Task details>
Print all of the entries exactly, minus the pictures.

Dataset rows>
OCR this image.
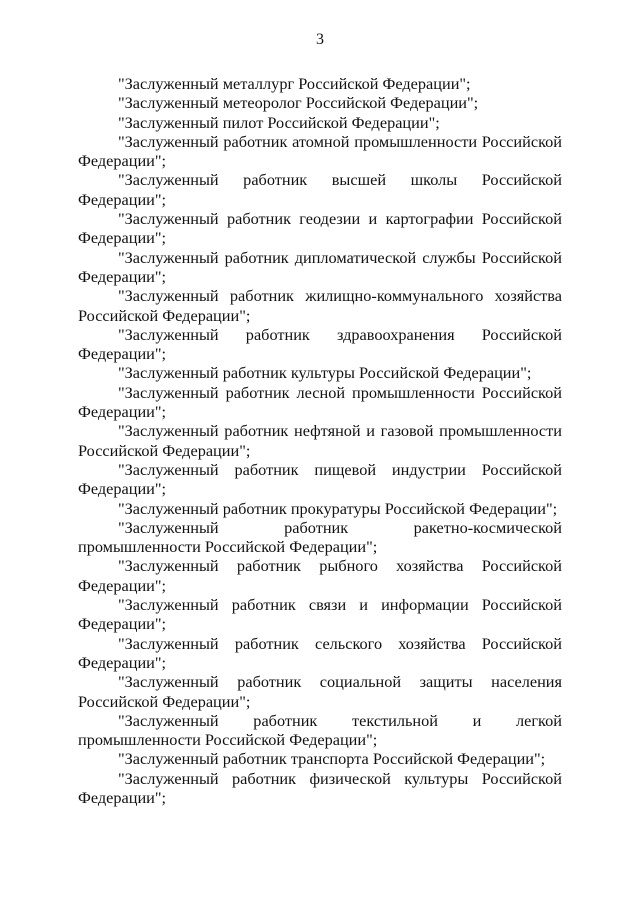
3

"Заслуженный металлург Российской Федерации";

"Заслуженный метеоролог Российской Федерации";

"Заслуженный пилот Российской Федерации";

"Заслуженный работник атомной промышленности Российской Федерации";

"Заслуженный работник высшей школы Российской Федерации";

"Заслуженный работник геодезии и картографии Российской Федерации";

"Заслуженный работник дипломатической службы Российской Федерации";

"Заслуженный работник жилищно-коммунального хозяйства Российской Федерации";

"Заслуженный работник здравоохранения Российской Федерации";

"Заслуженный работник культуры Российской Федерации";

"Заслуженный работник лесной промышленности Российской Федерации";

"Заслуженный работник нефтяной и газовой промышленности Российской Федерации";

"Заслуженный работник пищевой индустрии Российской Федерации";

"Заслуженный работник прокуратуры Российской Федерации";

"Заслуженный работник ракетно-космической промышленности Российской Федерации";

"Заслуженный работник рыбного хозяйства Российской Федерации";

"Заслуженный работник связи и информации Российской Федерации";

"Заслуженный работник сельского хозяйства Российской Федерации";

"Заслуженный работник социальной защиты населения Российской Федерации";

"Заслуженный работник текстильной и легкой промышленности Российской Федерации";

"Заслуженный работник транспорта Российской Федерации";

"Заслуженный работник физической культуры Российской Федерации";
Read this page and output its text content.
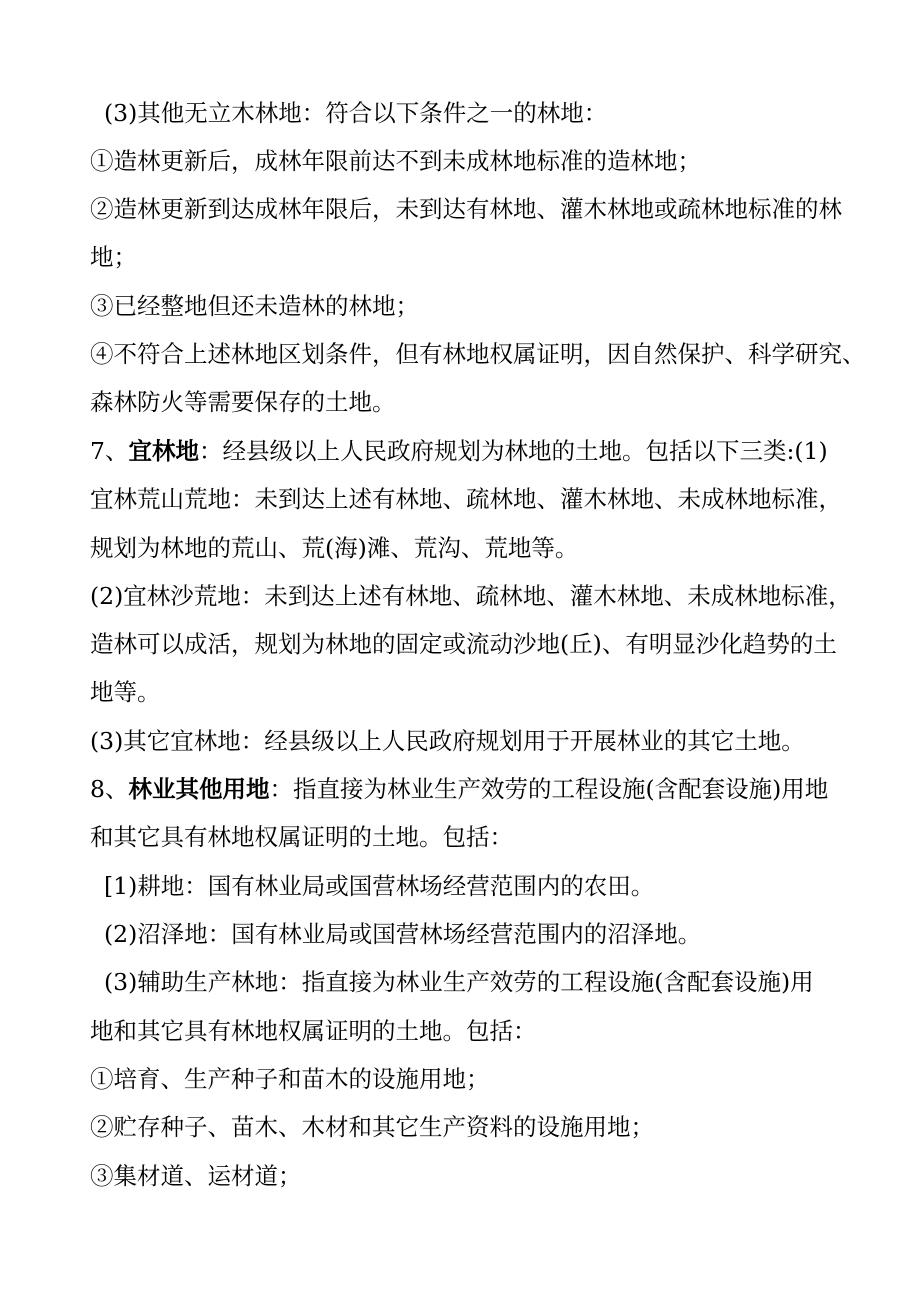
(3)其他无立木林地：符合以下条件之一的林地：
①造林更新后，成林年限前达不到未成林地标准的造林地；
②造林更新到达成林年限后，未到达有林地、灌木林地或疏林地标准的林
地；
③已经整地但还未造林的林地；
④不符合上述林地区划条件，但有林地权属证明，因自然保护、科学研究、
森林防火等需要保存的土地。
7、宜林地：经县级以上人民政府规划为林地的土地。包括以下三类:(1)
宜林荒山荒地：未到达上述有林地、疏林地、灌木林地、未成林地标准，
规划为林地的荒山、荒(海)滩、荒沟、荒地等。
(2)宜林沙荒地：未到达上述有林地、疏林地、灌木林地、未成林地标准，
造林可以成活，规划为林地的固定或流动沙地(丘)、有明显沙化趋势的土
地等。
(3)其它宜林地：经县级以上人民政府规划用于开展林业的其它土地。
8、林业其他用地：指直接为林业生产效劳的工程设施(含配套设施)用地
和其它具有林地权属证明的土地。包括：
[1)耕地：国有林业局或国营林场经营范围内的农田。
(2)沼泽地：国有林业局或国营林场经营范围内的沼泽地。
(3)辅助生产林地：指直接为林业生产效劳的工程设施(含配套设施)用
地和其它具有林地权属证明的土地。包括：
①培育、生产种子和苗木的设施用地；
②贮存种子、苗木、木材和其它生产资料的设施用地；
③集材道、运材道；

Answer below>
OCR this image.
3

"Заслуженный металлург Российской Федерации";

"Заслуженный метеоролог Российской Федерации";

"Заслуженный пилот Российской Федерации";

"Заслуженный работник атомной промышленности Российской Федерации";

"Заслуженный работник высшей школы Российской Федерации";

"Заслуженный работник геодезии и картографии Российской Федерации";

"Заслуженный работник дипломатической службы Российской Федерации";

"Заслуженный работник жилищно-коммунального хозяйства Российской Федерации";

"Заслуженный работник здравоохранения Российской Федерации";

"Заслуженный работник культуры Российской Федерации";

"Заслуженный работник лесной промышленности Российской Федерации";

"Заслуженный работник нефтяной и газовой промышленности Российской Федерации";

"Заслуженный работник пищевой индустрии Российской Федерации";

"Заслуженный работник прокуратуры Российской Федерации";

"Заслуженный работник ракетно-космической промышленности Российской Федерации";

"Заслуженный работник рыбного хозяйства Российской Федерации";

"Заслуженный работник связи и информации Российской Федерации";

"Заслуженный работник сельского хозяйства Российской Федерации";

"Заслуженный работник социальной защиты населения Российской Федерации";

"Заслуженный работник текстильной и легкой промышленности Российской Федерации";

"Заслуженный работник транспорта Российской Федерации";

"Заслуженный работник физической культуры Российской Федерации";
Read this page and output its text content.
(3)其他无立木林地：符合以下条件之一的林地：
①造林更新后，成林年限前达不到未成林地标准的造林地；
②造林更新到达成林年限后，未到达有林地、灌木林地或疏林地标准的林
地；
③已经整地但还未造林的林地；
④不符合上述林地区划条件，但有林地权属证明，因自然保护、科学研究、
森林防火等需要保存的土地。
7、宜林地：经县级以上人民政府规划为林地的土地。包括以下三类:(1)
宜林荒山荒地：未到达上述有林地、疏林地、灌木林地、未成林地标准，
规划为林地的荒山、荒(海)滩、荒沟、荒地等。
(2)宜林沙荒地：未到达上述有林地、疏林地、灌木林地、未成林地标准，
造林可以成活，规划为林地的固定或流动沙地(丘)、有明显沙化趋势的土
地等。
(3)其它宜林地：经县级以上人民政府规划用于开展林业的其它土地。
8、林业其他用地：指直接为林业生产效劳的工程设施(含配套设施)用地
和其它具有林地权属证明的土地。包括：
[1)耕地：国有林业局或国营林场经营范围内的农田。
(2)沼泽地：国有林业局或国营林场经营范围内的沼泽地。
(3)辅助生产林地：指直接为林业生产效劳的工程设施(含配套设施)用
地和其它具有林地权属证明的土地。包括：
①培育、生产种子和苗木的设施用地；
②贮存种子、苗木、木材和其它生产资料的设施用地；
③集材道、运材道；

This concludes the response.